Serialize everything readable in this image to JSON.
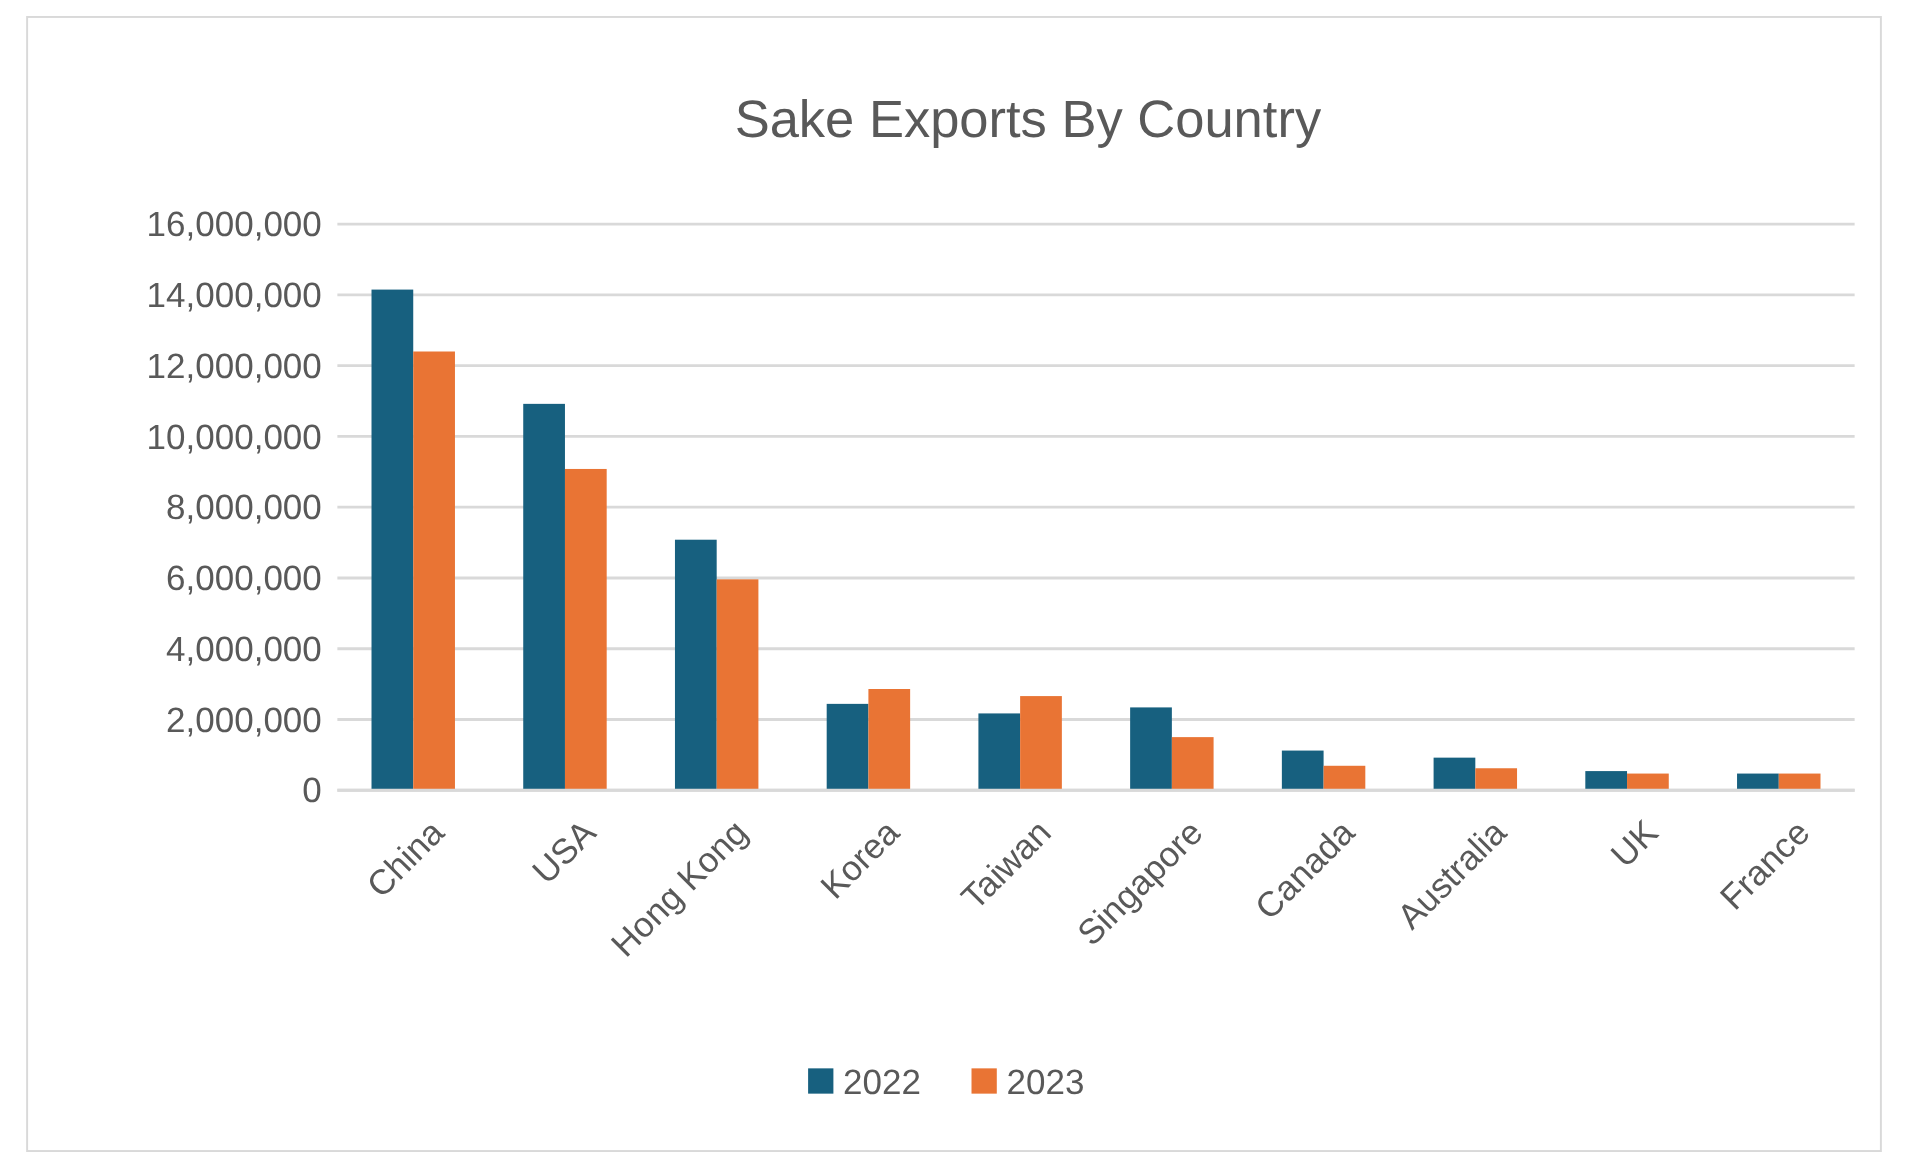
{
  "chart_data": {
    "type": "bar",
    "title": "Sake Exports By Country",
    "categories": [
      "China",
      "USA",
      "Hong Kong",
      "Korea",
      "Taiwan",
      "Singapore",
      "Canada",
      "Australia",
      "UK",
      "France"
    ],
    "series": [
      {
        "name": "2022",
        "color": "#17607f",
        "values": [
          14150000,
          10920000,
          7080000,
          2440000,
          2170000,
          2340000,
          1120000,
          920000,
          540000,
          470000
        ]
      },
      {
        "name": "2023",
        "color": "#e97434",
        "values": [
          12400000,
          9080000,
          5960000,
          2860000,
          2660000,
          1500000,
          690000,
          620000,
          470000,
          470000
        ]
      }
    ],
    "ylim": [
      0,
      16000000
    ],
    "yticks": [
      {
        "value": 0,
        "label": "0"
      },
      {
        "value": 2000000,
        "label": "2,000,000"
      },
      {
        "value": 4000000,
        "label": "4,000,000"
      },
      {
        "value": 6000000,
        "label": "6,000,000"
      },
      {
        "value": 8000000,
        "label": "8,000,000"
      },
      {
        "value": 10000000,
        "label": "10,000,000"
      },
      {
        "value": 12000000,
        "label": "12,000,000"
      },
      {
        "value": 14000000,
        "label": "14,000,000"
      },
      {
        "value": 16000000,
        "label": "16,000,000"
      }
    ],
    "grid": "y",
    "legend": "bottom"
  }
}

********************

## TASK PROMPT:
Using the listing above, work out how many of its lines include "label", and give only the result.

## TASK ANSWER:
9